**Instructions for the task:** Print exactly the lines from the one containing "What does this" through the last line of the records below, both included, and nothing else; omit any pictures.

[Data entries]
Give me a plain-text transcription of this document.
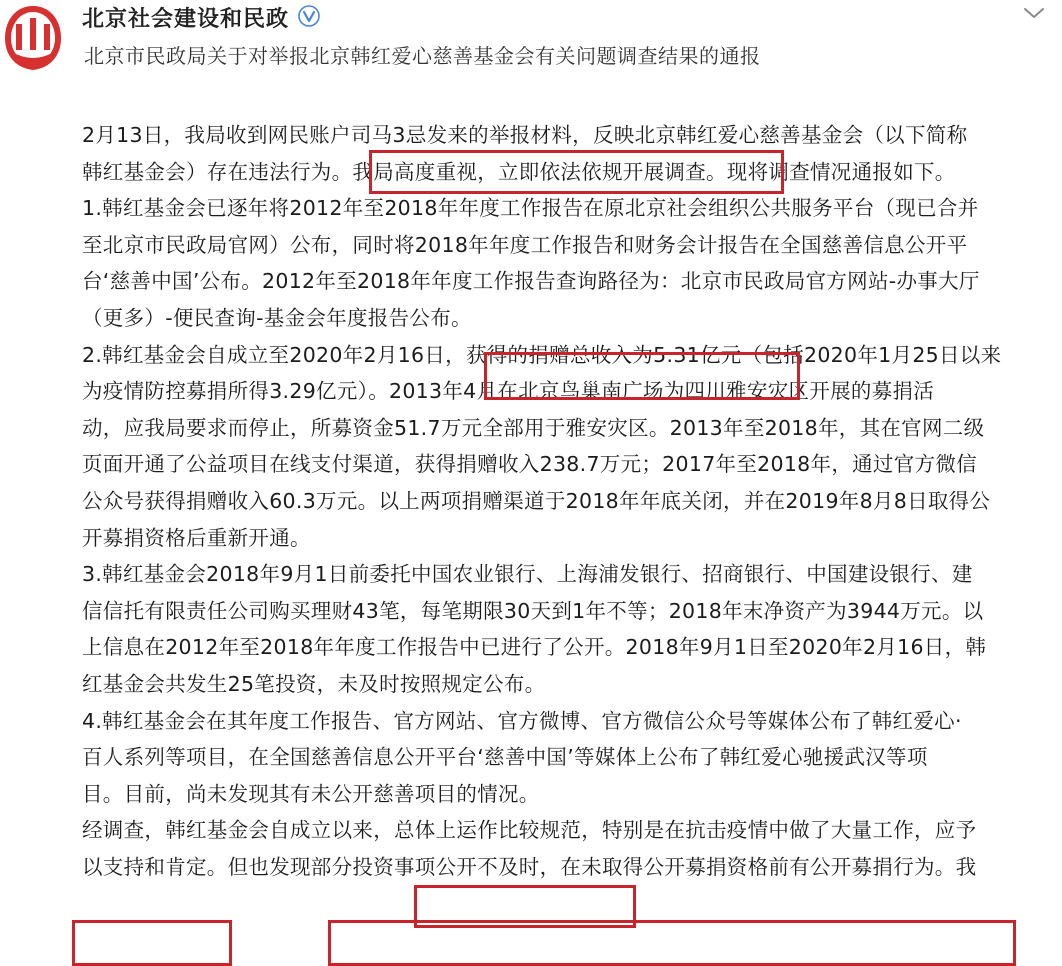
北京社会建设和民政
北京市民政局关于对举报北京韩红爱心慈善基金会有关问题调查结果的通报
2月13日，我局收到网民账户司马3忌发来的举报材料，反映北京韩红爱心慈善基金会（以下简称
韩红基金会）存在违法行为。我局高度重视，立即依法依规开展调查。现将调查情况通报如下。
1.韩红基金会已逐年将2012年至2018年年度工作报告在原北京社会组织公共服务平台（现已合并
至北京市民政局官网）公布，同时将2018年年度工作报告和财务会计报告在全国慈善信息公开平
台‘慈善中国’公布。2012年至2018年年度工作报告查询路径为：北京市民政局官方网站-办事大厅
（更多）-便民查询-基金会年度报告公布。
2.韩红基金会自成立至2020年2月16日，获得的捐赠总收入为5.31亿元（包括2020年1月25日以来
为疫情防控募捐所得3.29亿元）。2013年4月在北京鸟巢南广场为四川雅安灾区开展的募捐活
动，应我局要求而停止，所募资金51.7万元全部用于雅安灾区。2013年至2018年，其在官网二级
页面开通了公益项目在线支付渠道，获得捐赠收入238.7万元；2017年至2018年，通过官方微信
公众号获得捐赠收入60.3万元。以上两项捐赠渠道于2018年年底关闭，并在2019年8月8日取得公
开募捐资格后重新开通。
3.韩红基金会2018年9月1日前委托中国农业银行、上海浦发银行、招商银行、中国建设银行、建
信信托有限责任公司购买理财43笔，每笔期限30天到1年不等；2018年末净资产为3944万元。以
上信息在2012年至2018年年度工作报告中已进行了公开。2018年9月1日至2020年2月16日，韩
红基金会共发生25笔投资，未及时按照规定公布。
4.韩红基金会在其年度工作报告、官方网站、官方微博、官方微信公众号等媒体公布了韩红爱心·
百人系列等项目，在全国慈善信息公开平台‘慈善中国’等媒体上公布了韩红爱心驰援武汉等项
目。目前，尚未发现其有未公开慈善项目的情况。
经调查，韩红基金会自成立以来，总体上运作比较规范，特别是在抗击疫情中做了大量工作，应予
以支持和肯定。但也发现部分投资事项公开不及时，在未取得公开募捐资格前有公开募捐行为。我
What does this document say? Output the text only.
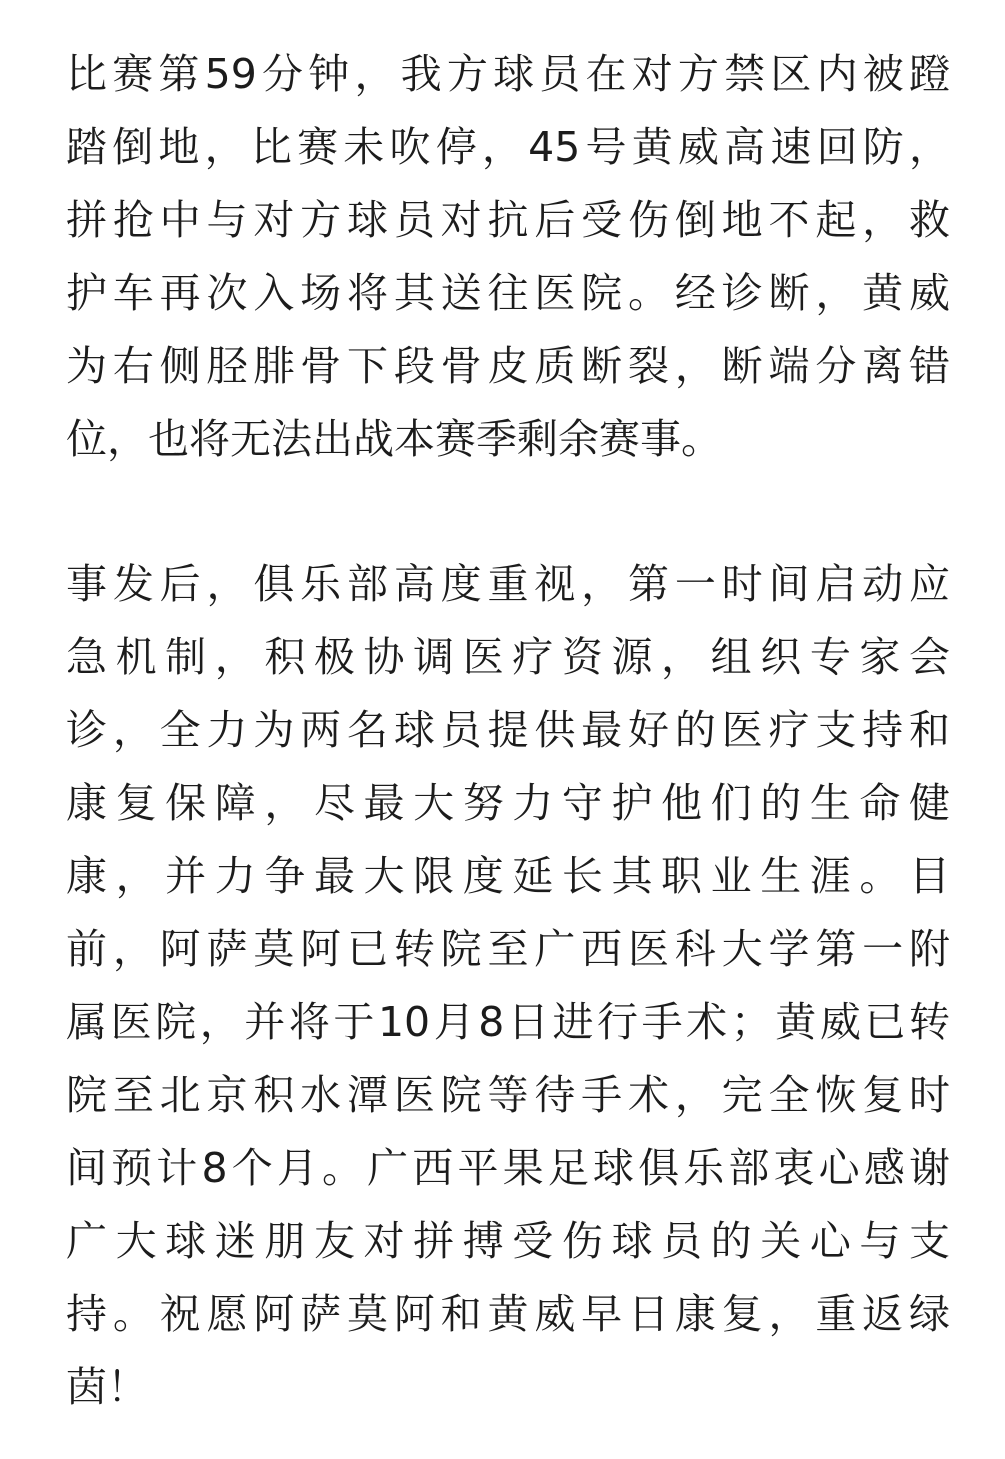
比赛第59分钟，我方球员在对方禁区内被蹬
踏倒地，比赛未吹停，45号黄威高速回防，
拼抢中与对方球员对抗后受伤倒地不起，救
护车再次入场将其送往医院。经诊断，黄威
为右侧胫腓骨下段骨皮质断裂，断端分离错
位，也将无法出战本赛季剩余赛事。
事发后，俱乐部高度重视，第一时间启动应
急机制，积极协调医疗资源，组织专家会
诊，全力为两名球员提供最好的医疗支持和
康复保障，尽最大努力守护他们的生命健
康，并力争最大限度延长其职业生涯。目
前，阿萨莫阿已转院至广西医科大学第一附
属医院，并将于10月8日进行手术；黄威已转
院至北京积水潭医院等待手术，完全恢复时
间预计8个月。广西平果足球俱乐部衷心感谢
广大球迷朋友对拼搏受伤球员的关心与支
持。祝愿阿萨莫阿和黄威早日康复，重返绿
茵！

**Task response:**
What does this document say? Output the text only.
比赛第59分钟，我方球员在对方禁区内被蹬
踏倒地，比赛未吹停，45号黄威高速回防，
拼抢中与对方球员对抗后受伤倒地不起，救
护车再次入场将其送往医院。经诊断，黄威
为右侧胫腓骨下段骨皮质断裂，断端分离错
位，也将无法出战本赛季剩余赛事。
事发后，俱乐部高度重视，第一时间启动应
急机制，积极协调医疗资源，组织专家会
诊，全力为两名球员提供最好的医疗支持和
康复保障，尽最大努力守护他们的生命健
康，并力争最大限度延长其职业生涯。目
前，阿萨莫阿已转院至广西医科大学第一附
属医院，并将于10月8日进行手术；黄威已转
院至北京积水潭医院等待手术，完全恢复时
间预计8个月。广西平果足球俱乐部衷心感谢
广大球迷朋友对拼搏受伤球员的关心与支
持。祝愿阿萨莫阿和黄威早日康复，重返绿
茵！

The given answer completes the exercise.